Data for the task -
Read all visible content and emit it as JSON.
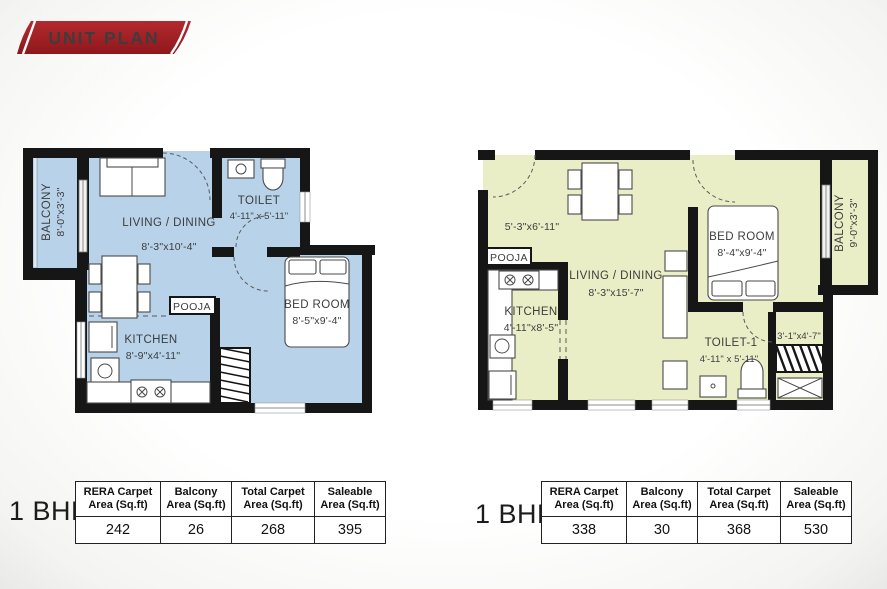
{
  "title": "UNIT PLAN",
  "colors": {
    "plan_a_fill": "#b7d2e9",
    "plan_b_fill": "#eaeec6",
    "wall": "#161616",
    "ribbon_top": "#b42a2e",
    "ribbon_bottom": "#8e171c"
  },
  "plan_a": {
    "balcony_name": "BALCONY",
    "balcony_dim": "8'-0\"x3'-3\"",
    "living_name": "LIVING / DINING",
    "living_dim": "8'-3\"x10'-4\"",
    "toilet_name": "TOILET",
    "toilet_dim": "4'-11\" x 5'-11\"",
    "bedroom_name": "BED ROOM",
    "bedroom_dim": "8'-5\"x9'-4\"",
    "kitchen_name": "KITCHEN",
    "kitchen_dim": "8'-9\"x4'-11\"",
    "pooja": "POOJA"
  },
  "plan_b": {
    "foyer_dim": "5'-3\"x6'-11\"",
    "pooja": "POOJA",
    "kitchen_name": "KITCHEN",
    "kitchen_dim": "4'-11\"x8'-5\"",
    "living_name": "LIVING / DINING",
    "living_dim": "8'-3\"x15'-7\"",
    "bedroom_name": "BED ROOM",
    "bedroom_dim": "8'-4\"x9'-4\"",
    "balcony_name": "BALCONY",
    "balcony_dim": "9'-0\"x3'-3\"",
    "toilet_name": "TOILET-1",
    "toilet_dim": "4'-11\" x 5'-11\"",
    "ledge_dim": "3'-1\"x4'-7\""
  },
  "table_a": {
    "unit_label": "1 BHK",
    "headers": [
      [
        "RERA Carpet",
        "Area (Sq.ft)"
      ],
      [
        "Balcony",
        "Area (Sq.ft)"
      ],
      [
        "Total Carpet",
        "Area (Sq.ft)"
      ],
      [
        "Saleable",
        "Area (Sq.ft)"
      ]
    ],
    "values": [
      "242",
      "26",
      "268",
      "395"
    ]
  },
  "table_b": {
    "unit_label": "1 BHK",
    "headers": [
      [
        "RERA Carpet",
        "Area (Sq.ft)"
      ],
      [
        "Balcony",
        "Area (Sq.ft)"
      ],
      [
        "Total Carpet",
        "Area (Sq.ft)"
      ],
      [
        "Saleable",
        "Area (Sq.ft)"
      ]
    ],
    "values": [
      "338",
      "30",
      "368",
      "530"
    ]
  }
}
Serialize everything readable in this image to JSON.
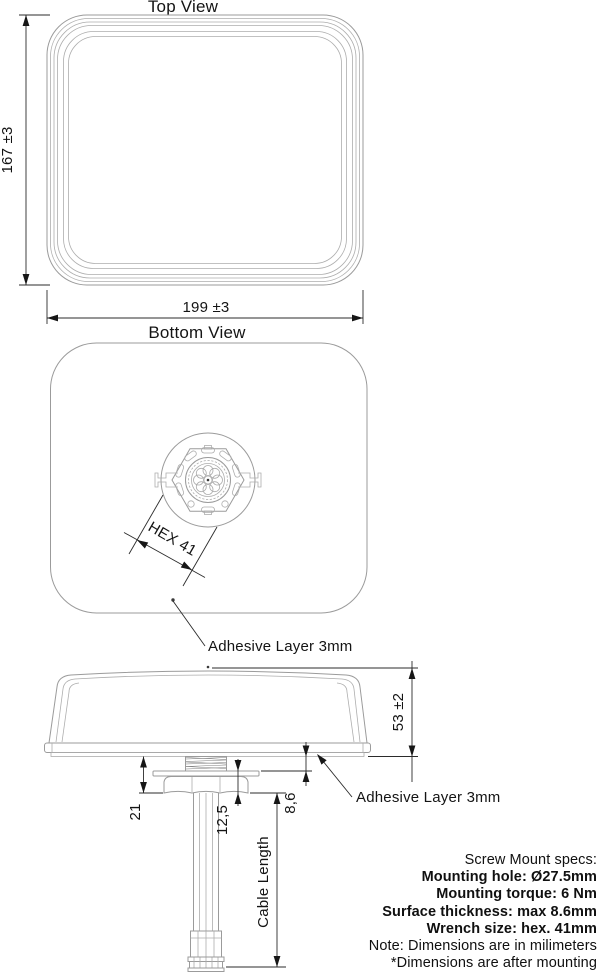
{
  "colors": {
    "outline": "#9b9b9b",
    "dimension": "#2b2b2b",
    "text": "#141414",
    "background": "#ffffff"
  },
  "top_view": {
    "title": "Top View",
    "height_dim": "167 ±3",
    "width_dim": "199 ±3"
  },
  "bottom_view": {
    "title": "Bottom View",
    "hex_dim": "HEX 41",
    "adhesive_label": "Adhesive Layer 3mm"
  },
  "side_view": {
    "height_dim": "53 ±2",
    "nut_stack_dim": "21",
    "washer_nut_dim": "12,5",
    "thread_dim": "8,6",
    "cable_dim": "Cable Length",
    "adhesive_label": "Adhesive Layer 3mm"
  },
  "specs": {
    "lines": [
      {
        "text": "Screw Mount specs:",
        "bold": false
      },
      {
        "text": "Mounting hole: Ø27.5mm",
        "bold": true
      },
      {
        "text": "Mounting torque: 6 Nm",
        "bold": true
      },
      {
        "text": "Surface thickness: max 8.6mm",
        "bold": true
      },
      {
        "text": "Wrench size: hex. 41mm",
        "bold": true
      },
      {
        "text": "Note: Dimensions are in milimeters",
        "bold": false
      },
      {
        "text": "*Dimensions are after mounting",
        "bold": false
      }
    ]
  }
}
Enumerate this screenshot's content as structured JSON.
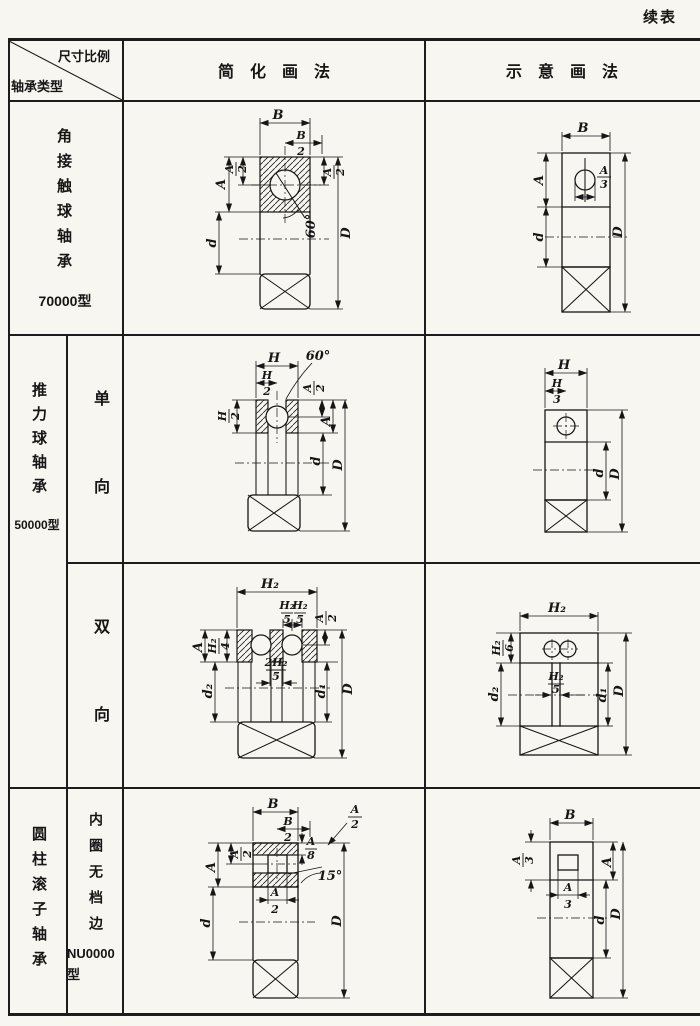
{
  "page": {
    "continued": "续表"
  },
  "header": {
    "corner_top": "尺寸比例",
    "corner_bottom": "轴承类型",
    "col_simplified": "简化画法",
    "col_schematic": "示意画法"
  },
  "row1": {
    "type": "角接触球轴承",
    "model": "70000型"
  },
  "row2": {
    "type": "推力球轴承",
    "model": "50000型",
    "sub_single": "单向",
    "sub_double": "双向"
  },
  "row3": {
    "type": "圆柱滚子轴承",
    "sub": "内圈无档边",
    "model": "NU0000型"
  },
  "dwg": {
    "r1_simple": {
      "B": "B",
      "B2n": "B",
      "B2d": "2",
      "A": "A",
      "A2ln": "A",
      "A2ld": "2",
      "A2rn": "A",
      "A2rd": "2",
      "angle": "60°",
      "d": "d",
      "D": "D"
    },
    "r1_schem": {
      "B": "B",
      "A": "A",
      "A3n": "A",
      "A3d": "3",
      "d": "d",
      "D": "D"
    },
    "r2a_simple": {
      "H": "H",
      "H2tn": "H",
      "H2td": "2",
      "H2ln": "H",
      "H2ld": "2",
      "angle": "60°",
      "A2n": "A",
      "A2d": "2",
      "A": "A",
      "d": "d",
      "D": "D"
    },
    "r2a_schem": {
      "H": "H",
      "H3n": "H",
      "H3d": "3",
      "d": "d",
      "D": "D"
    },
    "r2b_simple": {
      "H2": "H₂",
      "H25an": "H₂",
      "H25ad": "5",
      "H25bn": "H₂",
      "H25bd": "5",
      "A2n": "A",
      "A2d": "2",
      "A": "A",
      "H24n": "H₂",
      "H24d": "4",
      "midn": "2H₂",
      "midd": "5",
      "d2": "d₂",
      "d1": "d₁",
      "D": "D"
    },
    "r2b_schem": {
      "H2": "H₂",
      "H26n": "H₂",
      "H26d": "6",
      "H25n": "H₂",
      "H25d": "5",
      "d2": "d₂",
      "d1": "d₁",
      "D": "D"
    },
    "r3_simple": {
      "B": "B",
      "B2n": "B",
      "B2d": "2",
      "A8n": "A",
      "A8d": "8",
      "A2tn": "A",
      "A2td": "2",
      "angle": "15°",
      "A": "A",
      "A2ln": "A",
      "A2ld": "2",
      "A2bn": "A",
      "A2bd": "2",
      "d": "d",
      "D": "D"
    },
    "r3_schem": {
      "B": "B",
      "A3ln": "A",
      "A3ld": "3",
      "A": "A",
      "A3bn": "A",
      "A3bd": "3",
      "d": "d",
      "D": "D"
    }
  }
}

Objective - All of the material above is to be copied exactly, except for its images.

Answer to this task -
Read all visible content and emit it as JSON.
{
  "title": "UNIT PLAN",
  "colors": {
    "plan_a_fill": "#b7d2e9",
    "plan_b_fill": "#eaeec6",
    "wall": "#161616",
    "ribbon_top": "#b42a2e",
    "ribbon_bottom": "#8e171c"
  },
  "plan_a": {
    "balcony_name": "BALCONY",
    "balcony_dim": "8'-0\"x3'-3\"",
    "living_name": "LIVING / DINING",
    "living_dim": "8'-3\"x10'-4\"",
    "toilet_name": "TOILET",
    "toilet_dim": "4'-11\" x 5'-11\"",
    "bedroom_name": "BED ROOM",
    "bedroom_dim": "8'-5\"x9'-4\"",
    "kitchen_name": "KITCHEN",
    "kitchen_dim": "8'-9\"x4'-11\"",
    "pooja": "POOJA"
  },
  "plan_b": {
    "foyer_dim": "5'-3\"x6'-11\"",
    "pooja": "POOJA",
    "kitchen_name": "KITCHEN",
    "kitchen_dim": "4'-11\"x8'-5\"",
    "living_name": "LIVING / DINING",
    "living_dim": "8'-3\"x15'-7\"",
    "bedroom_name": "BED ROOM",
    "bedroom_dim": "8'-4\"x9'-4\"",
    "balcony_name": "BALCONY",
    "balcony_dim": "9'-0\"x3'-3\"",
    "toilet_name": "TOILET-1",
    "toilet_dim": "4'-11\" x 5'-11\"",
    "ledge_dim": "3'-1\"x4'-7\""
  },
  "table_a": {
    "unit_label": "1 BHK",
    "headers": [
      [
        "RERA Carpet",
        "Area (Sq.ft)"
      ],
      [
        "Balcony",
        "Area (Sq.ft)"
      ],
      [
        "Total Carpet",
        "Area (Sq.ft)"
      ],
      [
        "Saleable",
        "Area (Sq.ft)"
      ]
    ],
    "values": [
      "242",
      "26",
      "268",
      "395"
    ]
  },
  "table_b": {
    "unit_label": "1 BHK",
    "headers": [
      [
        "RERA Carpet",
        "Area (Sq.ft)"
      ],
      [
        "Balcony",
        "Area (Sq.ft)"
      ],
      [
        "Total Carpet",
        "Area (Sq.ft)"
      ],
      [
        "Saleable",
        "Area (Sq.ft)"
      ]
    ],
    "values": [
      "338",
      "30",
      "368",
      "530"
    ]
  }
}
Serialize everything readable in this image to JSON.
{
  "colors": {
    "outline": "#9b9b9b",
    "dimension": "#2b2b2b",
    "text": "#141414",
    "background": "#ffffff"
  },
  "top_view": {
    "title": "Top View",
    "height_dim": "167 ±3",
    "width_dim": "199 ±3"
  },
  "bottom_view": {
    "title": "Bottom View",
    "hex_dim": "HEX 41",
    "adhesive_label": "Adhesive Layer 3mm"
  },
  "side_view": {
    "height_dim": "53 ±2",
    "nut_stack_dim": "21",
    "washer_nut_dim": "12,5",
    "thread_dim": "8,6",
    "cable_dim": "Cable Length",
    "adhesive_label": "Adhesive Layer 3mm"
  },
  "specs": {
    "lines": [
      {
        "text": "Screw Mount specs:",
        "bold": false
      },
      {
        "text": "Mounting hole: Ø27.5mm",
        "bold": true
      },
      {
        "text": "Mounting torque: 6 Nm",
        "bold": true
      },
      {
        "text": "Surface thickness: max 8.6mm",
        "bold": true
      },
      {
        "text": "Wrench size: hex. 41mm",
        "bold": true
      },
      {
        "text": "Note: Dimensions are in milimeters",
        "bold": false
      },
      {
        "text": "*Dimensions are after mounting",
        "bold": false
      }
    ]
  }
}
Enumerate this screenshot's content as structured JSON.
{
  "page": {
    "continued": "续表"
  },
  "header": {
    "corner_top": "尺寸比例",
    "corner_bottom": "轴承类型",
    "col_simplified": "简化画法",
    "col_schematic": "示意画法"
  },
  "row1": {
    "type": "角接触球轴承",
    "model": "70000型"
  },
  "row2": {
    "type": "推力球轴承",
    "model": "50000型",
    "sub_single": "单向",
    "sub_double": "双向"
  },
  "row3": {
    "type": "圆柱滚子轴承",
    "sub": "内圈无档边",
    "model": "NU0000型"
  },
  "dwg": {
    "r1_simple": {
      "B": "B",
      "B2n": "B",
      "B2d": "2",
      "A": "A",
      "A2ln": "A",
      "A2ld": "2",
      "A2rn": "A",
      "A2rd": "2",
      "angle": "60°",
      "d": "d",
      "D": "D"
    },
    "r1_schem": {
      "B": "B",
      "A": "A",
      "A3n": "A",
      "A3d": "3",
      "d": "d",
      "D": "D"
    },
    "r2a_simple": {
      "H": "H",
      "H2tn": "H",
      "H2td": "2",
      "H2ln": "H",
      "H2ld": "2",
      "angle": "60°",
      "A2n": "A",
      "A2d": "2",
      "A": "A",
      "d": "d",
      "D": "D"
    },
    "r2a_schem": {
      "H": "H",
      "H3n": "H",
      "H3d": "3",
      "d": "d",
      "D": "D"
    },
    "r2b_simple": {
      "H2": "H₂",
      "H25an": "H₂",
      "H25ad": "5",
      "H25bn": "H₂",
      "H25bd": "5",
      "A2n": "A",
      "A2d": "2",
      "A": "A",
      "H24n": "H₂",
      "H24d": "4",
      "midn": "2H₂",
      "midd": "5",
      "d2": "d₂",
      "d1": "d₁",
      "D": "D"
    },
    "r2b_schem": {
      "H2": "H₂",
      "H26n": "H₂",
      "H26d": "6",
      "H25n": "H₂",
      "H25d": "5",
      "d2": "d₂",
      "d1": "d₁",
      "D": "D"
    },
    "r3_simple": {
      "B": "B",
      "B2n": "B",
      "B2d": "2",
      "A8n": "A",
      "A8d": "8",
      "A2tn": "A",
      "A2td": "2",
      "angle": "15°",
      "A": "A",
      "A2ln": "A",
      "A2ld": "2",
      "A2bn": "A",
      "A2bd": "2",
      "d": "d",
      "D": "D"
    },
    "r3_schem": {
      "B": "B",
      "A3ln": "A",
      "A3ld": "3",
      "A": "A",
      "A3bn": "A",
      "A3bd": "3",
      "d": "d",
      "D": "D"
    }
  }
}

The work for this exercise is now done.